— start —

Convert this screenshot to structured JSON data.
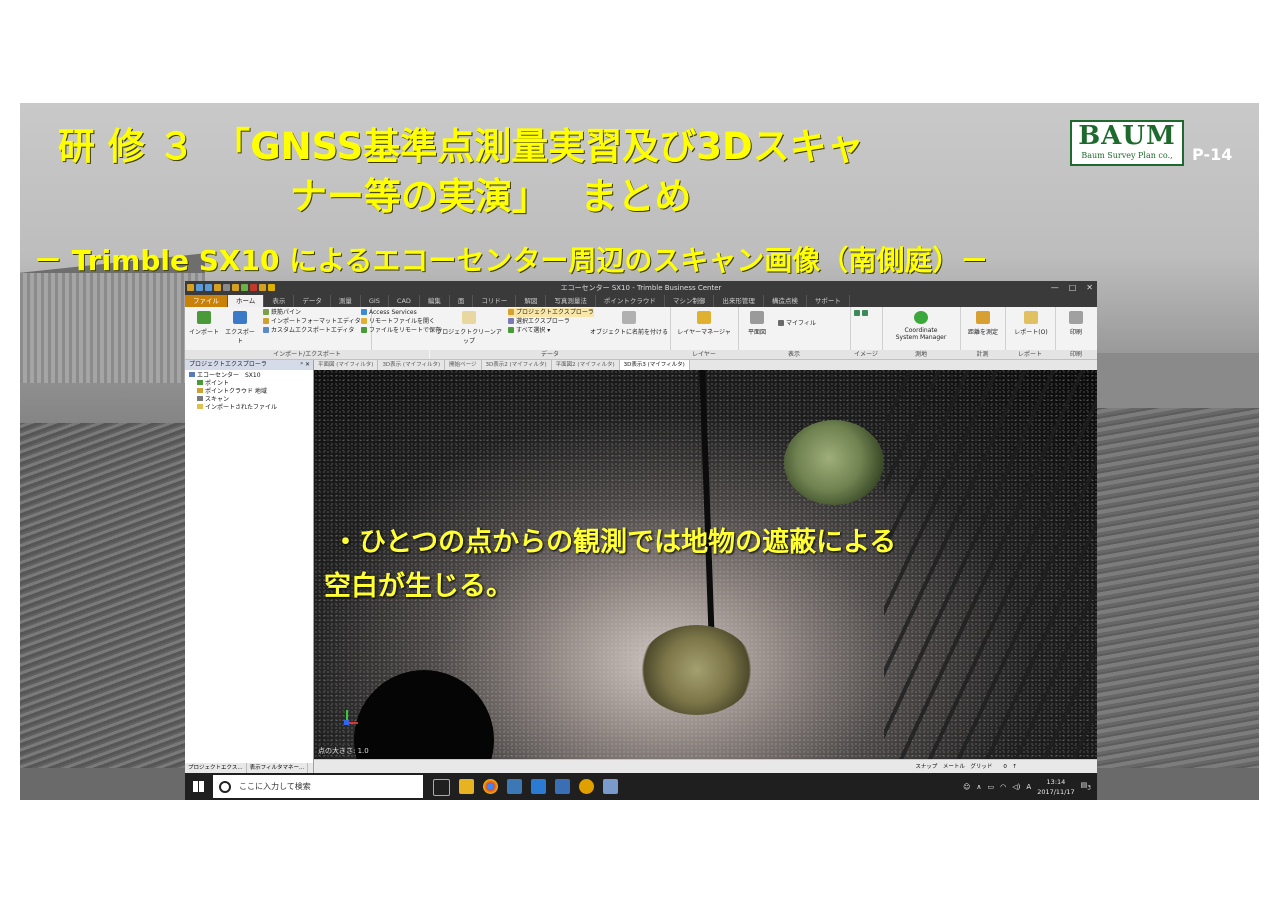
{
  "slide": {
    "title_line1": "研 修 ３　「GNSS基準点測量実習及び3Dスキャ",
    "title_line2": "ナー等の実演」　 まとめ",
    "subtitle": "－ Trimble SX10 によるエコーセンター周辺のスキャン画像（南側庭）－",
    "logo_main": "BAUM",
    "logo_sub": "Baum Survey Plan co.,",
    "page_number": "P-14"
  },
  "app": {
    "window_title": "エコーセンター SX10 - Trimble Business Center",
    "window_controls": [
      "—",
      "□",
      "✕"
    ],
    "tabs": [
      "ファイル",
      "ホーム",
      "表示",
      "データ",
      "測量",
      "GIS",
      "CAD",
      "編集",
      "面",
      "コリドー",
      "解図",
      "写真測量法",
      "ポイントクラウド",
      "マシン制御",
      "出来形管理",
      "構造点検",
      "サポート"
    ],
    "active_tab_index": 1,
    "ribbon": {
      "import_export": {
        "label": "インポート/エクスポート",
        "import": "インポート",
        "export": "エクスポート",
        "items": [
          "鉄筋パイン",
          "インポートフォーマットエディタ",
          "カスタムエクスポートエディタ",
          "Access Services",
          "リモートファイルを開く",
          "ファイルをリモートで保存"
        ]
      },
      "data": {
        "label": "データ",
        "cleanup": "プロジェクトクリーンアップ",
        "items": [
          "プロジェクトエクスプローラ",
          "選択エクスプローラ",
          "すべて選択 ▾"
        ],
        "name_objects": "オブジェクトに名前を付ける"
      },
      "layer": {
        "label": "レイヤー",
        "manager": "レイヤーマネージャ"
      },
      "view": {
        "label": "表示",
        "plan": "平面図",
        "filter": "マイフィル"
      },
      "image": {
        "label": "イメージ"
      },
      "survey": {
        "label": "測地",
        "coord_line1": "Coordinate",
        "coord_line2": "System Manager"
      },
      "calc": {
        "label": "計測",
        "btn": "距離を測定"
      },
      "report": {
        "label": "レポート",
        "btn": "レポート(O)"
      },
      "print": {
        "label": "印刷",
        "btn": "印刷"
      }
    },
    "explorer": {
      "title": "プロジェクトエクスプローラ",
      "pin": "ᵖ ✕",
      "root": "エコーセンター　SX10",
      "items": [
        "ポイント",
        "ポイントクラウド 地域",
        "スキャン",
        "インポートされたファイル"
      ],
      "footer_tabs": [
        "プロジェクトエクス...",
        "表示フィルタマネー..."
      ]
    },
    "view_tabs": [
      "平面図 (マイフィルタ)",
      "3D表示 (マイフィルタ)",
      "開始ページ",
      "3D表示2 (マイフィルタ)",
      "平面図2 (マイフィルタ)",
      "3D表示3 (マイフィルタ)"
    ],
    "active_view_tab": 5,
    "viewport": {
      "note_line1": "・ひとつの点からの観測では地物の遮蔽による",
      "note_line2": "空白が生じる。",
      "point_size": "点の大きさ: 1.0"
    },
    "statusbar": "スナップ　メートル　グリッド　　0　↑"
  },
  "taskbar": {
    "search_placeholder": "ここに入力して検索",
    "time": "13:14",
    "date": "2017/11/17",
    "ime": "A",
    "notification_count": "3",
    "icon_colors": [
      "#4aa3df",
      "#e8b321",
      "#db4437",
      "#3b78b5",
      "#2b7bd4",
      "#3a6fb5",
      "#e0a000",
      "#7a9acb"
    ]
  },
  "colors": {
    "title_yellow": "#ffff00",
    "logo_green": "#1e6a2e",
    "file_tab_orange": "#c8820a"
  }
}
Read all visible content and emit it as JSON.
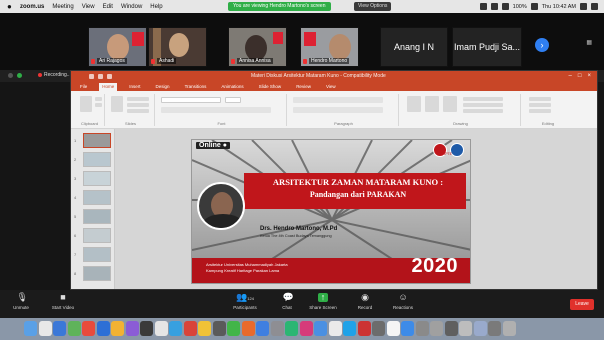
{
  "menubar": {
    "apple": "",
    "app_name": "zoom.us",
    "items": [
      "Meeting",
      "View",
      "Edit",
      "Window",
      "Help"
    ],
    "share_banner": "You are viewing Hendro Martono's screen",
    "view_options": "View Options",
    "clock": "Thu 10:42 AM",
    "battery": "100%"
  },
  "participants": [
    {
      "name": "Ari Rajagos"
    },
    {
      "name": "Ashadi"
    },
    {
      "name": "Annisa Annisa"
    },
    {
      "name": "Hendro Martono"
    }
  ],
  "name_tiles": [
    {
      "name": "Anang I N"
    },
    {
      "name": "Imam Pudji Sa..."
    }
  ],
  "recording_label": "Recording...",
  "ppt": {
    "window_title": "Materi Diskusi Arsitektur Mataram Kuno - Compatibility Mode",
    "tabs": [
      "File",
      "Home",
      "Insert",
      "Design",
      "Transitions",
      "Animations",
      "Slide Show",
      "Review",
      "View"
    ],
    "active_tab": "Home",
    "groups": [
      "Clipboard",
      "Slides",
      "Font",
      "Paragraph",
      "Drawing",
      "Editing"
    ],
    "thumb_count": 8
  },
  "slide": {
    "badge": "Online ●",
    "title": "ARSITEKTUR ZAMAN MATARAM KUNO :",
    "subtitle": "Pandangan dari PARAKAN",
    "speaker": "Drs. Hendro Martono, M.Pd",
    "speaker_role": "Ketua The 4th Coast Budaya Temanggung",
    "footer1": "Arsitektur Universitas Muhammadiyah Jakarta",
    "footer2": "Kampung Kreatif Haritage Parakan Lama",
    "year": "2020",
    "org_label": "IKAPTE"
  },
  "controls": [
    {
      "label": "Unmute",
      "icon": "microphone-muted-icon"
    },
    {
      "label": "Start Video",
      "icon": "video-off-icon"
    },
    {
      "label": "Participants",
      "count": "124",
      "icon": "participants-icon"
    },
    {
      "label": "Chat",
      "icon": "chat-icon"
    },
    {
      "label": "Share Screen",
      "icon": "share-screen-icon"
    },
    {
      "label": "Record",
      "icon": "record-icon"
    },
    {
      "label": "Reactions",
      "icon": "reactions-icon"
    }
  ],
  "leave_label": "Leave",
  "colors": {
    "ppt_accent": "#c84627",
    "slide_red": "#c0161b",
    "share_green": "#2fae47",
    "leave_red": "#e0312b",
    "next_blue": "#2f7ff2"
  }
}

— end —

▶ _Exercise instructions_: Keep every word of the data as it is when you write it out, but drop the pictures.

▶ _Written answer_:
Convert this screenshot to structured JSON data.
{
  "slide": {
    "title_line1": "研 修 ３　「GNSS基準点測量実習及び3Dスキャ",
    "title_line2": "ナー等の実演」　 まとめ",
    "subtitle": "－ Trimble SX10 によるエコーセンター周辺のスキャン画像（南側庭）－",
    "logo_main": "BAUM",
    "logo_sub": "Baum Survey Plan co.,",
    "page_number": "P-14"
  },
  "app": {
    "window_title": "エコーセンター SX10 - Trimble Business Center",
    "window_controls": [
      "—",
      "□",
      "✕"
    ],
    "tabs": [
      "ファイル",
      "ホーム",
      "表示",
      "データ",
      "測量",
      "GIS",
      "CAD",
      "編集",
      "面",
      "コリドー",
      "解図",
      "写真測量法",
      "ポイントクラウド",
      "マシン制御",
      "出来形管理",
      "構造点検",
      "サポート"
    ],
    "active_tab_index": 1,
    "ribbon": {
      "import_export": {
        "label": "インポート/エクスポート",
        "import": "インポート",
        "export": "エクスポート",
        "items": [
          "鉄筋パイン",
          "インポートフォーマットエディタ",
          "カスタムエクスポートエディタ",
          "Access Services",
          "リモートファイルを開く",
          "ファイルをリモートで保存"
        ]
      },
      "data": {
        "label": "データ",
        "cleanup": "プロジェクトクリーンアップ",
        "items": [
          "プロジェクトエクスプローラ",
          "選択エクスプローラ",
          "すべて選択 ▾"
        ],
        "name_objects": "オブジェクトに名前を付ける"
      },
      "layer": {
        "label": "レイヤー",
        "manager": "レイヤーマネージャ"
      },
      "view": {
        "label": "表示",
        "plan": "平面図",
        "filter": "マイフィル"
      },
      "image": {
        "label": "イメージ"
      },
      "survey": {
        "label": "測地",
        "coord_line1": "Coordinate",
        "coord_line2": "System Manager"
      },
      "calc": {
        "label": "計測",
        "btn": "距離を測定"
      },
      "report": {
        "label": "レポート",
        "btn": "レポート(O)"
      },
      "print": {
        "label": "印刷",
        "btn": "印刷"
      }
    },
    "explorer": {
      "title": "プロジェクトエクスプローラ",
      "pin": "ᵖ ✕",
      "root": "エコーセンター　SX10",
      "items": [
        "ポイント",
        "ポイントクラウド 地域",
        "スキャン",
        "インポートされたファイル"
      ],
      "footer_tabs": [
        "プロジェクトエクス...",
        "表示フィルタマネー..."
      ]
    },
    "view_tabs": [
      "平面図 (マイフィルタ)",
      "3D表示 (マイフィルタ)",
      "開始ページ",
      "3D表示2 (マイフィルタ)",
      "平面図2 (マイフィルタ)",
      "3D表示3 (マイフィルタ)"
    ],
    "active_view_tab": 5,
    "viewport": {
      "note_line1": "・ひとつの点からの観測では地物の遮蔽による",
      "note_line2": "空白が生じる。",
      "point_size": "点の大きさ: 1.0"
    },
    "statusbar": "スナップ　メートル　グリッド　　0　↑"
  },
  "taskbar": {
    "search_placeholder": "ここに入力して検索",
    "time": "13:14",
    "date": "2017/11/17",
    "ime": "A",
    "notification_count": "3",
    "icon_colors": [
      "#4aa3df",
      "#e8b321",
      "#db4437",
      "#3b78b5",
      "#2b7bd4",
      "#3a6fb5",
      "#e0a000",
      "#7a9acb"
    ]
  },
  "colors": {
    "title_yellow": "#ffff00",
    "logo_green": "#1e6a2e",
    "file_tab_orange": "#c8820a"
  }
}
Read all visible content and emit it as JSON.
{
  "menubar": {
    "apple": "",
    "app_name": "zoom.us",
    "items": [
      "Meeting",
      "View",
      "Edit",
      "Window",
      "Help"
    ],
    "share_banner": "You are viewing Hendro Martono's screen",
    "view_options": "View Options",
    "clock": "Thu 10:42 AM",
    "battery": "100%"
  },
  "participants": [
    {
      "name": "Ari Rajagos"
    },
    {
      "name": "Ashadi"
    },
    {
      "name": "Annisa Annisa"
    },
    {
      "name": "Hendro Martono"
    }
  ],
  "name_tiles": [
    {
      "name": "Anang I N"
    },
    {
      "name": "Imam Pudji Sa..."
    }
  ],
  "recording_label": "Recording...",
  "ppt": {
    "window_title": "Materi Diskusi Arsitektur Mataram Kuno - Compatibility Mode",
    "tabs": [
      "File",
      "Home",
      "Insert",
      "Design",
      "Transitions",
      "Animations",
      "Slide Show",
      "Review",
      "View"
    ],
    "active_tab": "Home",
    "groups": [
      "Clipboard",
      "Slides",
      "Font",
      "Paragraph",
      "Drawing",
      "Editing"
    ],
    "thumb_count": 8
  },
  "slide": {
    "badge": "Online ●",
    "title": "ARSITEKTUR ZAMAN MATARAM KUNO :",
    "subtitle": "Pandangan dari PARAKAN",
    "speaker": "Drs. Hendro Martono, M.Pd",
    "speaker_role": "Ketua The 4th Coast Budaya Temanggung",
    "footer1": "Arsitektur Universitas Muhammadiyah Jakarta",
    "footer2": "Kampung Kreatif Haritage Parakan Lama",
    "year": "2020",
    "org_label": "IKAPTE"
  },
  "controls": [
    {
      "label": "Unmute",
      "icon": "microphone-muted-icon"
    },
    {
      "label": "Start Video",
      "icon": "video-off-icon"
    },
    {
      "label": "Participants",
      "count": "124",
      "icon": "participants-icon"
    },
    {
      "label": "Chat",
      "icon": "chat-icon"
    },
    {
      "label": "Share Screen",
      "icon": "share-screen-icon"
    },
    {
      "label": "Record",
      "icon": "record-icon"
    },
    {
      "label": "Reactions",
      "icon": "reactions-icon"
    }
  ],
  "leave_label": "Leave",
  "colors": {
    "ppt_accent": "#c84627",
    "slide_red": "#c0161b",
    "share_green": "#2fae47",
    "leave_red": "#e0312b",
    "next_blue": "#2f7ff2"
  }
}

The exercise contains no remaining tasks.